▶ WHAT IS NEEDED:
Identify each line below containing the string "title" and copy it.

▶ INPUT FOR THIS TASK:
━━━
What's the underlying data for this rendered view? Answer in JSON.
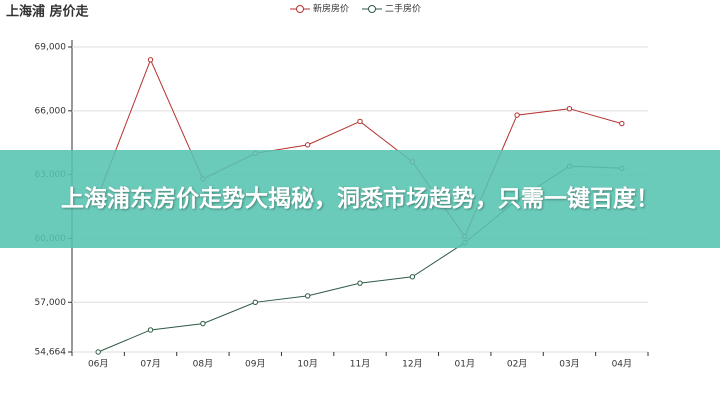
{
  "chart_data": {
    "type": "line",
    "title": "上海浦 房价走",
    "categories": [
      "06月",
      "07月",
      "08月",
      "09月",
      "10月",
      "11月",
      "12月",
      "01月",
      "02月",
      "03月",
      "04月"
    ],
    "series": [
      {
        "name": "新房房价",
        "color": "#b5322e",
        "values": [
          62000,
          68400,
          62800,
          64000,
          64400,
          65500,
          63600,
          60100,
          65800,
          66100,
          65400
        ]
      },
      {
        "name": "二手房价",
        "color": "#2e5a44",
        "values": [
          54664,
          55700,
          56000,
          57000,
          57300,
          57900,
          58200,
          59800,
          61800,
          63400,
          63300
        ]
      }
    ],
    "ylim": [
      54664,
      69000
    ],
    "yticks": [
      {
        "value": 54664,
        "label": "54,664"
      },
      {
        "value": 57000,
        "label": "57,000"
      },
      {
        "value": 60000,
        "label": "60,000"
      },
      {
        "value": 63000,
        "label": "63,000"
      },
      {
        "value": 66000,
        "label": "66,000"
      },
      {
        "value": 69000,
        "label": "69,000"
      }
    ],
    "grid": true,
    "legend": "top"
  },
  "overlay_text": "上海浦东房价走势大揭秘，洞悉市场趋势，只需一键百度！"
}
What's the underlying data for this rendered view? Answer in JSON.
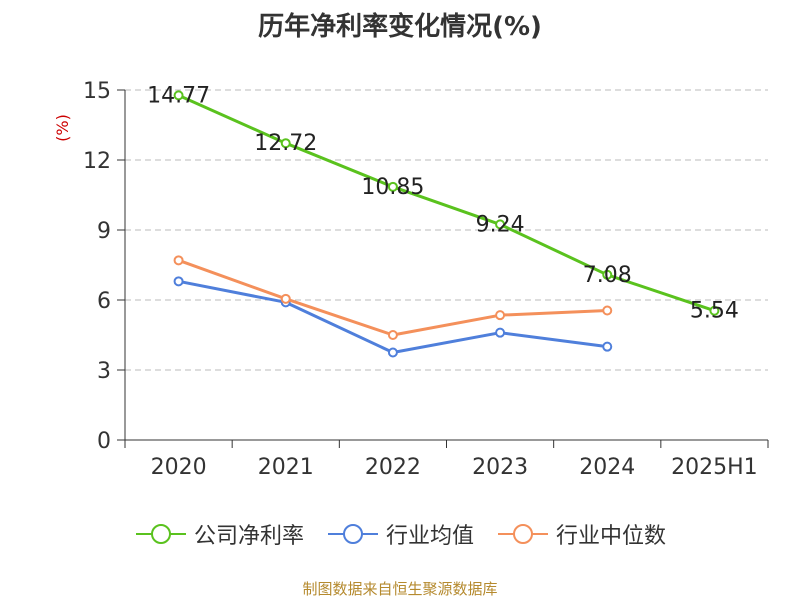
{
  "chart_data": {
    "type": "line",
    "title": "历年净利率变化情况(%)",
    "ylabel": "(%)",
    "categories": [
      "2020",
      "2021",
      "2022",
      "2023",
      "2024",
      "2025H1"
    ],
    "ylim": [
      0,
      15
    ],
    "yticks": [
      0,
      3,
      6,
      9,
      12,
      15
    ],
    "grid": true,
    "legend_position": "bottom",
    "series": [
      {
        "name": "公司净利率",
        "color": "#5ac21e",
        "values": [
          14.77,
          12.72,
          10.85,
          9.24,
          7.08,
          5.54
        ],
        "show_labels": true
      },
      {
        "name": "行业均值",
        "color": "#4f7fdb",
        "values": [
          6.8,
          5.9,
          3.75,
          4.6,
          4.0,
          null
        ],
        "show_labels": false
      },
      {
        "name": "行业中位数",
        "color": "#f4905b",
        "values": [
          7.7,
          6.05,
          4.5,
          5.35,
          5.55,
          null
        ],
        "show_labels": false
      }
    ]
  },
  "source_text": "制图数据来自恒生聚源数据库",
  "colors": {
    "axis_label": "#cc0000",
    "grid": "#bbbbbb",
    "axis": "#333333"
  }
}
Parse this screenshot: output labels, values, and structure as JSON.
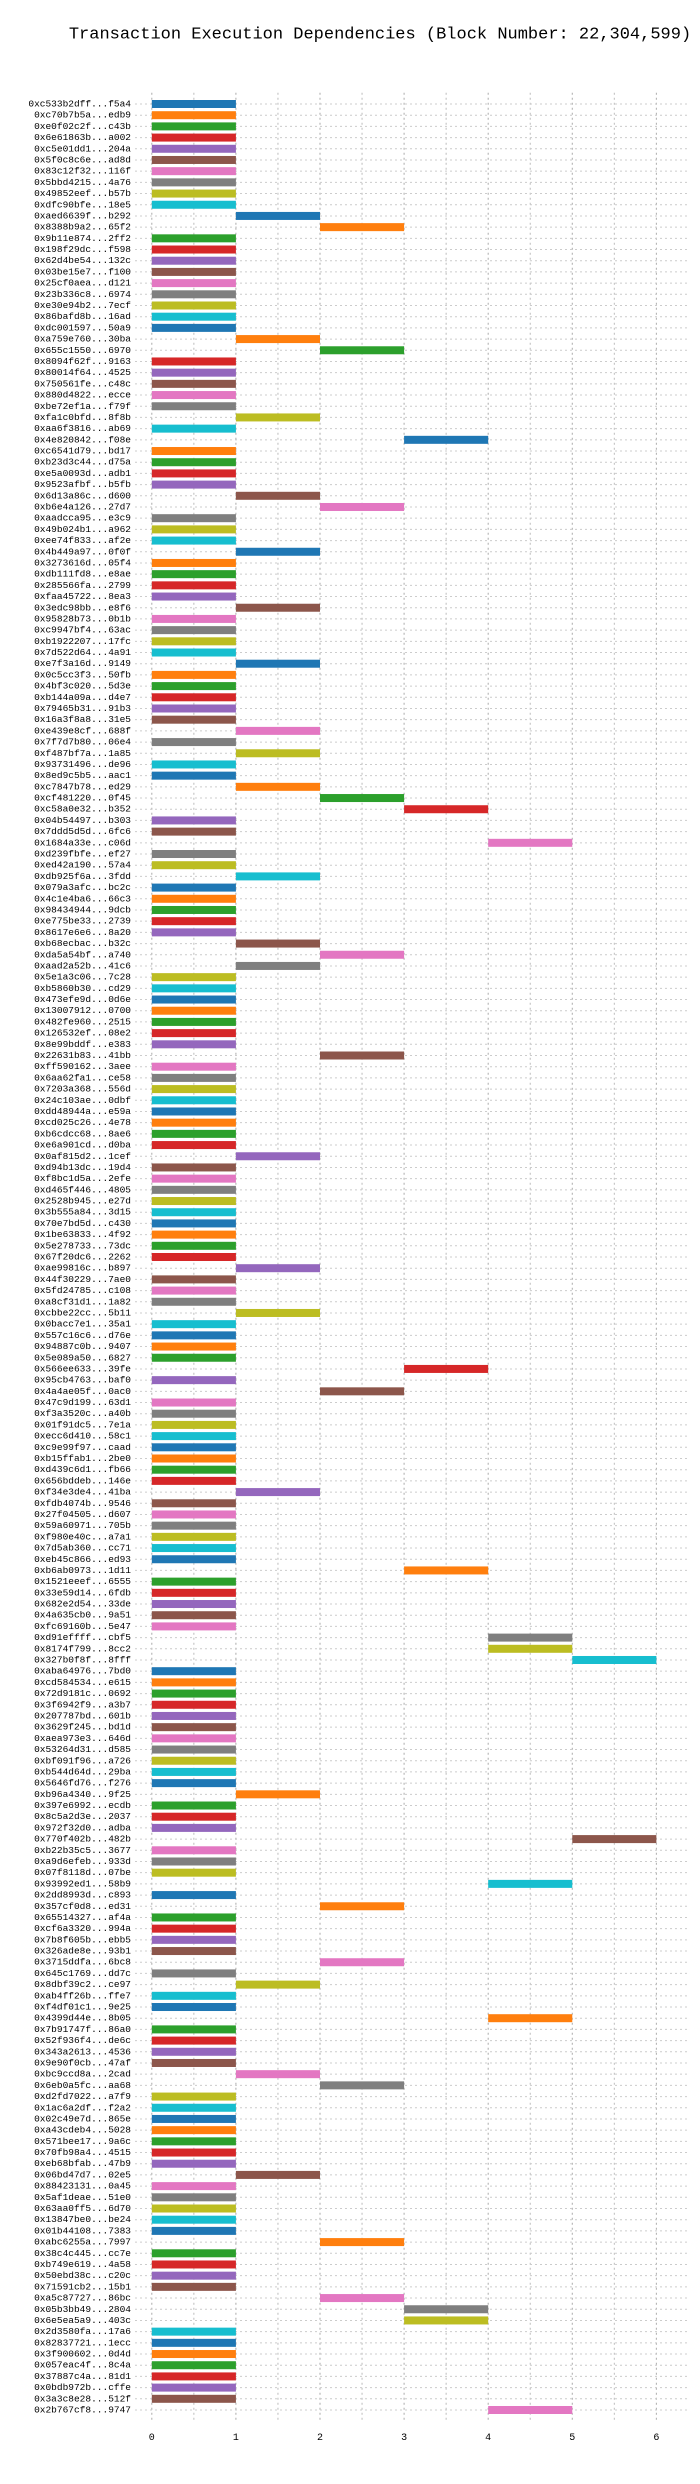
{
  "chart_data": {
    "type": "gantt",
    "title": "Transaction Execution Dependencies (Block Number: 22,304,599)",
    "categories": [
      "0xc533b2dff...f5a4",
      "0xc70b7b5a...edb9",
      "0xe0f02c2f...c43b",
      "0x6e61863b...a002",
      "0xc5e01dd1...204a",
      "0x5f0c8c6e...ad8d",
      "0x83c12f32...116f",
      "0x5bbd4215...4a76",
      "0x49852eef...b57b",
      "0xdfc90bfe...18e5",
      "0xaed6639f...b292",
      "0x8388b9a2...65f2",
      "0x9b11e874...2ff2",
      "0x198f29dc...f598",
      "0x62d4be54...132c",
      "0x03be15e7...f100",
      "0x25cf0aea...d121",
      "0x23b336c8...6974",
      "0xe30e94b2...7ecf",
      "0x86bafd8b...16ad",
      "0xdc001597...50a9",
      "0xa759e760...30ba",
      "0x655c1550...6970",
      "0x8094f62f...9163",
      "0x80014f64...4525",
      "0x750561fe...c48c",
      "0x880d4822...ecce",
      "0xbe72ef1a...f79f",
      "0xfa1c0bfd...8f8b",
      "0xaa6f3816...ab69",
      "0x4e820842...f08e",
      "0xc6541d79...bd17",
      "0xb23d3c44...d75a",
      "0xe5a0093d...adb1",
      "0x9523afbf...b5fb",
      "0x6d13a86c...d600",
      "0xb6e4a126...27d7",
      "0xaadcca95...e3c9",
      "0x49b024b1...a962",
      "0xee74f833...af2e",
      "0x4b449a97...0f0f",
      "0x3273616d...05f4",
      "0xdb111fd8...e8ae",
      "0x285566fa...2799",
      "0xfaa45722...8ea3",
      "0x3edc98bb...e8f6",
      "0x95828b73...0b1b",
      "0xc9947bf4...63ac",
      "0xb1922207...17fc",
      "0x7d522d64...4a91",
      "0xe7f3a16d...9149",
      "0x0c5cc3f3...50fb",
      "0x4bf3c020...5d3e",
      "0xb144a09a...d4e7",
      "0x79465b31...91b3",
      "0x16a3f8a8...31e5",
      "0xe439e8cf...688f",
      "0x7f7d7b80...06e4",
      "0xf487bf7a...1a85",
      "0x93731496...de96",
      "0x8ed9c5b5...aac1",
      "0xc7847b78...ed29",
      "0xcf481220...0f45",
      "0xc58a0e32...b352",
      "0x04b54497...b303",
      "0x7ddd5d5d...6fc6",
      "0x1684a33e...c06d",
      "0xd239fbfe...ef27",
      "0xed42a190...57a4",
      "0xdb925f6a...3fdd",
      "0x079a3afc...bc2c",
      "0x4c1e4ba6...66c3",
      "0x98434944...9dcb",
      "0xe775be33...2739",
      "0x8617e6e6...8a20",
      "0xb68ecbac...b32c",
      "0xda5a54bf...a740",
      "0xaad2a52b...41c6",
      "0x5e1a3c06...7c28",
      "0xb5860b30...cd29",
      "0x473efe9d...0d6e",
      "0x13007912...0700",
      "0x482fe960...2515",
      "0x126532ef...08e2",
      "0x8e99bddf...e383",
      "0x22631b83...41bb",
      "0xff590162...3aee",
      "0x6aa62fa1...ce58",
      "0x7203a368...556d",
      "0x24c103ae...0dbf",
      "0xdd48944a...e59a",
      "0xcd025c26...4e78",
      "0xb6cdcc68...8ae6",
      "0xe6a901cd...d0ba",
      "0x0af815d2...1cef",
      "0xd94b13dc...19d4",
      "0xf8bc1d5a...2efe",
      "0xd465f446...4805",
      "0x2528b945...e27d",
      "0x3b555a84...3d15",
      "0x70e7bd5d...c430",
      "0x1be63833...4f92",
      "0x5e278733...73dc",
      "0x67f20dc6...2262",
      "0xae99816c...b897",
      "0x44f30229...7ae0",
      "0x5fd24785...c108",
      "0xa8cf31d1...1a82",
      "0xcbbe22cc...5b11",
      "0x0bacc7e1...35a1",
      "0x557c16c6...d76e",
      "0x94887c0b...9407",
      "0x5e089a50...6827",
      "0x566ee633...39fe",
      "0x95cb4763...baf0",
      "0x4a4ae05f...0ac0",
      "0x47c9d199...63d1",
      "0xf3a3520c...a40b",
      "0x01f91dc5...7e1a",
      "0xecc6d410...58c1",
      "0xc9e99f97...caad",
      "0xb15ffab1...2be0",
      "0xd439c6d1...fb66",
      "0x656bddeb...146e",
      "0xf34e3de4...41ba",
      "0xfdb4074b...9546",
      "0x27f04505...d607",
      "0x59a60971...705b",
      "0xf980e40c...a7a1",
      "0x7d5ab360...cc71",
      "0xeb45c866...ed93",
      "0xb6ab0973...1d11",
      "0x1521eeef...6555",
      "0x33e59d14...6fdb",
      "0x682e2d54...33de",
      "0x4a635cb0...9a51",
      "0xfc69160b...5e47",
      "0xd91effff...cbf5",
      "0x8174f799...8cc2",
      "0x327b0f8f...8fff",
      "0xaba64976...7bd0",
      "0xcd584534...e615",
      "0x72d9181c...0692",
      "0x3f6942f9...a3b7",
      "0x207787bd...601b",
      "0x3629f245...bd1d",
      "0xaea973e3...646d",
      "0x53264d31...d585",
      "0xbf091f96...a726",
      "0xb544d64d...29ba",
      "0x5646fd76...f276",
      "0xb96a4340...9f25",
      "0x397e6992...ecdb",
      "0x8c5a2d3e...2037",
      "0x972f32d0...adba",
      "0x770f402b...482b",
      "0xb22b35c5...3677",
      "0xa9d6efeb...933d",
      "0x07f8118d...07be",
      "0x93992ed1...58b9",
      "0x2dd8993d...c893",
      "0x357cf0d8...ed31",
      "0x65514327...af4a",
      "0xcf6a3320...994a",
      "0x7b8f605b...ebb5",
      "0x326ade8e...93b1",
      "0x3715ddfa...6bc8",
      "0x645c1769...dd7c",
      "0x8dbf39c2...ce97",
      "0xab4ff26b...ffe7",
      "0xf4df01c1...9e25",
      "0x4399d44e...8b05",
      "0x7b91747f...86a0",
      "0x52f936f4...de6c",
      "0x343a2613...4536",
      "0x9e90f0cb...47af",
      "0xbc9ccd8a...2cad",
      "0x6eb0a5fc...aa68",
      "0xd2fd7022...a7f9",
      "0x1ac6a2df...f2a2",
      "0x02c49e7d...865e",
      "0xa43cdeb4...5028",
      "0x571bee17...9a6c",
      "0x70fb98a4...4515",
      "0xeb68bfab...47b9",
      "0x06bd47d7...02e5",
      "0x88423131...0a45",
      "0x5af1deae...51e0",
      "0x63aa0ff5...6d70",
      "0x13847be0...be24",
      "0x01b44108...7383",
      "0xabc6255a...7997",
      "0x38c4c445...cc7e",
      "0xb749e619...4a58",
      "0x50ebd38c...c20c",
      "0x71591cb2...15b1",
      "0xa5c87727...86bc",
      "0x05b3bb49...2804",
      "0x6e5ea5a9...403c",
      "0x2d3580fa...17a6",
      "0x82837721...1ecc",
      "0x3f900602...0d4d",
      "0x057eac4f...8c4a",
      "0x37887c4a...81d1",
      "0x0bdb972b...cffe",
      "0x3a3c8e28...512f",
      "0x2b767cf8...9747"
    ],
    "start": [
      0,
      0,
      0,
      0,
      0,
      0,
      0,
      0,
      0,
      0,
      1,
      2,
      0,
      0,
      0,
      0,
      0,
      0,
      0,
      0,
      0,
      1,
      2,
      0,
      0,
      0,
      0,
      0,
      1,
      0,
      3,
      0,
      0,
      0,
      0,
      1,
      2,
      0,
      0,
      0,
      1,
      0,
      0,
      0,
      0,
      1,
      0,
      0,
      0,
      0,
      1,
      0,
      0,
      0,
      0,
      0,
      1,
      0,
      1,
      0,
      0,
      1,
      2,
      3,
      0,
      0,
      4,
      0,
      0,
      1,
      0,
      0,
      0,
      0,
      0,
      1,
      2,
      1,
      0,
      0,
      0,
      0,
      0,
      0,
      0,
      2,
      0,
      0,
      0,
      0,
      0,
      0,
      0,
      0,
      1,
      0,
      0,
      0,
      0,
      0,
      0,
      0,
      0,
      0,
      1,
      0,
      0,
      0,
      1,
      0,
      0,
      0,
      0,
      3,
      0,
      2,
      0,
      0,
      0,
      0,
      0,
      0,
      0,
      0,
      1,
      0,
      0,
      0,
      0,
      0,
      0,
      3,
      0,
      0,
      0,
      0,
      0,
      4,
      4,
      5,
      0,
      0,
      0,
      0,
      0,
      0,
      0,
      0,
      0,
      0,
      0,
      1,
      0,
      0,
      0,
      5,
      0,
      0,
      0,
      4,
      0,
      2,
      0,
      0,
      0,
      0,
      2,
      0,
      1,
      0,
      0,
      4,
      0,
      0,
      0,
      0,
      1,
      2,
      0,
      0,
      0,
      0,
      0,
      0,
      0,
      1,
      0,
      0,
      0,
      0,
      0,
      2,
      0,
      0,
      0,
      0,
      2,
      3,
      3,
      0,
      0,
      0,
      0,
      0,
      0,
      0,
      4
    ],
    "end": [
      1,
      1,
      1,
      1,
      1,
      1,
      1,
      1,
      1,
      1,
      2,
      3,
      1,
      1,
      1,
      1,
      1,
      1,
      1,
      1,
      1,
      2,
      3,
      1,
      1,
      1,
      1,
      1,
      2,
      1,
      4,
      1,
      1,
      1,
      1,
      2,
      3,
      1,
      1,
      1,
      2,
      1,
      1,
      1,
      1,
      2,
      1,
      1,
      1,
      1,
      2,
      1,
      1,
      1,
      1,
      1,
      2,
      1,
      2,
      1,
      1,
      2,
      3,
      4,
      1,
      1,
      5,
      1,
      1,
      2,
      1,
      1,
      1,
      1,
      1,
      2,
      3,
      2,
      1,
      1,
      1,
      1,
      1,
      1,
      1,
      3,
      1,
      1,
      1,
      1,
      1,
      1,
      1,
      1,
      2,
      1,
      1,
      1,
      1,
      1,
      1,
      1,
      1,
      1,
      2,
      1,
      1,
      1,
      2,
      1,
      1,
      1,
      1,
      4,
      1,
      3,
      1,
      1,
      1,
      1,
      1,
      1,
      1,
      1,
      2,
      1,
      1,
      1,
      1,
      1,
      1,
      4,
      1,
      1,
      1,
      1,
      1,
      5,
      5,
      6,
      1,
      1,
      1,
      1,
      1,
      1,
      1,
      1,
      1,
      1,
      1,
      2,
      1,
      1,
      1,
      6,
      1,
      1,
      1,
      5,
      1,
      3,
      1,
      1,
      1,
      1,
      3,
      1,
      2,
      1,
      1,
      5,
      1,
      1,
      1,
      1,
      2,
      3,
      1,
      1,
      1,
      1,
      1,
      1,
      1,
      2,
      1,
      1,
      1,
      1,
      1,
      3,
      1,
      1,
      1,
      1,
      3,
      4,
      4,
      1,
      1,
      1,
      1,
      1,
      1,
      1,
      5
    ],
    "colors": [
      "#1f77b4",
      "#ff7f0e",
      "#2ca02c",
      "#d62728",
      "#9467bd",
      "#8c564b",
      "#e377c2",
      "#7f7f7f",
      "#bcbd22",
      "#17becf"
    ],
    "xlim": [
      -0.2,
      6.4
    ],
    "xticks": [
      0,
      1,
      2,
      3,
      4,
      5,
      6
    ],
    "x_minor_ticks": [
      0.5,
      1.5,
      2.5,
      3.5,
      4.5,
      5.5
    ],
    "grid": true
  }
}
━━━
▶ THE REPLY:
    "title": "上海浦 房价走",
    "title": "历年净利率变化情况(%)",
    "title": "Transaction Execution Dependencies (Block Number: 22,304,599)",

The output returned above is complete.